Data to process:
--- start ---

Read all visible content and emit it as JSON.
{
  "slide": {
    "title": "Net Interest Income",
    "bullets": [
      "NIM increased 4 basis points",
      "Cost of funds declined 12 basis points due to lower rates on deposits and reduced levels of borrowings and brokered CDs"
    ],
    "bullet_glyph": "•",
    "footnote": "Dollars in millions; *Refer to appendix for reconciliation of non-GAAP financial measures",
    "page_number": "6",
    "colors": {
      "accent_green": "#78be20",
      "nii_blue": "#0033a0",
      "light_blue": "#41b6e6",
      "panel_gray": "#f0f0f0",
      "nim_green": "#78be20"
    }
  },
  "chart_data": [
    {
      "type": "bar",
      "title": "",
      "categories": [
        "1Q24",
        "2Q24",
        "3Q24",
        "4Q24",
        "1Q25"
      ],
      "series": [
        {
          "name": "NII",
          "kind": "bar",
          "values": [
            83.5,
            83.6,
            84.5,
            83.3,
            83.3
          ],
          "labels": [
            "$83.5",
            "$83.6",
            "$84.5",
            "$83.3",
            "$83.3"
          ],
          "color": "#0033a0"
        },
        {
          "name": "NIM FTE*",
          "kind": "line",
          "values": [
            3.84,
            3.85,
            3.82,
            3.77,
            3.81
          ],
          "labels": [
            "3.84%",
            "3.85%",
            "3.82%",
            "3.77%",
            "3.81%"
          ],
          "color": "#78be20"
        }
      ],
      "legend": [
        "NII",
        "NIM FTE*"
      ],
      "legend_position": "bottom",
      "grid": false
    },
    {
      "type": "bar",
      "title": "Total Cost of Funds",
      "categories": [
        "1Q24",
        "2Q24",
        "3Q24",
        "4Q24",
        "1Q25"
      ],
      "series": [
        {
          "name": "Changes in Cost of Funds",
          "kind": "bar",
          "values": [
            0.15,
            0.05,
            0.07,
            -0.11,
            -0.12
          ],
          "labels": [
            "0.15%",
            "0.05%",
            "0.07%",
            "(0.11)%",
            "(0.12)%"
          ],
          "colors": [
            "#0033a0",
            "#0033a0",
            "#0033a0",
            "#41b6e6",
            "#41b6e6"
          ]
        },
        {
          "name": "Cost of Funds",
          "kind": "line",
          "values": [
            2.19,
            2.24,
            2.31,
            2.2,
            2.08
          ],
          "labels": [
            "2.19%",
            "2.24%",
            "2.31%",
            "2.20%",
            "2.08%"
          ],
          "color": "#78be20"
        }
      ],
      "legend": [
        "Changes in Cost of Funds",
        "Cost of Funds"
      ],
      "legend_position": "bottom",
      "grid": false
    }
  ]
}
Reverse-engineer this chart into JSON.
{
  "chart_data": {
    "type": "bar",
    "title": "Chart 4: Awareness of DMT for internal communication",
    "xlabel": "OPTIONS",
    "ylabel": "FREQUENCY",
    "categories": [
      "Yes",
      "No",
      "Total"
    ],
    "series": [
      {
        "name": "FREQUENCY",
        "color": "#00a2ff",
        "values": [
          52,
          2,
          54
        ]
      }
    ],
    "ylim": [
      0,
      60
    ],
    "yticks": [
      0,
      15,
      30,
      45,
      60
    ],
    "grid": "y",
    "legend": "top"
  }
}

--- end ---

Problem description:
Write the listing out again, exactly as it reads.

Result for this exercise:
Read all visible content and emit it as JSON.
{
  "slide": {
    "title": "Net Interest Income",
    "bullets": [
      "NIM increased 4 basis points",
      "Cost of funds declined 12 basis points due to lower rates on deposits and reduced levels of borrowings and brokered CDs"
    ],
    "bullet_glyph": "•",
    "footnote": "Dollars in millions; *Refer to appendix for reconciliation of non-GAAP financial measures",
    "page_number": "6",
    "colors": {
      "accent_green": "#78be20",
      "nii_blue": "#0033a0",
      "light_blue": "#41b6e6",
      "panel_gray": "#f0f0f0",
      "nim_green": "#78be20"
    }
  },
  "chart_data": [
    {
      "type": "bar",
      "title": "",
      "categories": [
        "1Q24",
        "2Q24",
        "3Q24",
        "4Q24",
        "1Q25"
      ],
      "series": [
        {
          "name": "NII",
          "kind": "bar",
          "values": [
            83.5,
            83.6,
            84.5,
            83.3,
            83.3
          ],
          "labels": [
            "$83.5",
            "$83.6",
            "$84.5",
            "$83.3",
            "$83.3"
          ],
          "color": "#0033a0"
        },
        {
          "name": "NIM FTE*",
          "kind": "line",
          "values": [
            3.84,
            3.85,
            3.82,
            3.77,
            3.81
          ],
          "labels": [
            "3.84%",
            "3.85%",
            "3.82%",
            "3.77%",
            "3.81%"
          ],
          "color": "#78be20"
        }
      ],
      "legend": [
        "NII",
        "NIM FTE*"
      ],
      "legend_position": "bottom",
      "grid": false
    },
    {
      "type": "bar",
      "title": "Total Cost of Funds",
      "categories": [
        "1Q24",
        "2Q24",
        "3Q24",
        "4Q24",
        "1Q25"
      ],
      "series": [
        {
          "name": "Changes in Cost of Funds",
          "kind": "bar",
          "values": [
            0.15,
            0.05,
            0.07,
            -0.11,
            -0.12
          ],
          "labels": [
            "0.15%",
            "0.05%",
            "0.07%",
            "(0.11)%",
            "(0.12)%"
          ],
          "colors": [
            "#0033a0",
            "#0033a0",
            "#0033a0",
            "#41b6e6",
            "#41b6e6"
          ]
        },
        {
          "name": "Cost of Funds",
          "kind": "line",
          "values": [
            2.19,
            2.24,
            2.31,
            2.2,
            2.08
          ],
          "labels": [
            "2.19%",
            "2.24%",
            "2.31%",
            "2.20%",
            "2.08%"
          ],
          "color": "#78be20"
        }
      ],
      "legend": [
        "Changes in Cost of Funds",
        "Cost of Funds"
      ],
      "legend_position": "bottom",
      "grid": false
    }
  ]
}
Reverse-engineer this chart into JSON.
{
  "chart_data": {
    "type": "bar",
    "title": "Chart 4: Awareness of DMT for internal communication",
    "xlabel": "OPTIONS",
    "ylabel": "FREQUENCY",
    "categories": [
      "Yes",
      "No",
      "Total"
    ],
    "series": [
      {
        "name": "FREQUENCY",
        "color": "#00a2ff",
        "values": [
          52,
          2,
          54
        ]
      }
    ],
    "ylim": [
      0,
      60
    ],
    "yticks": [
      0,
      15,
      30,
      45,
      60
    ],
    "grid": "y",
    "legend": "top"
  }
}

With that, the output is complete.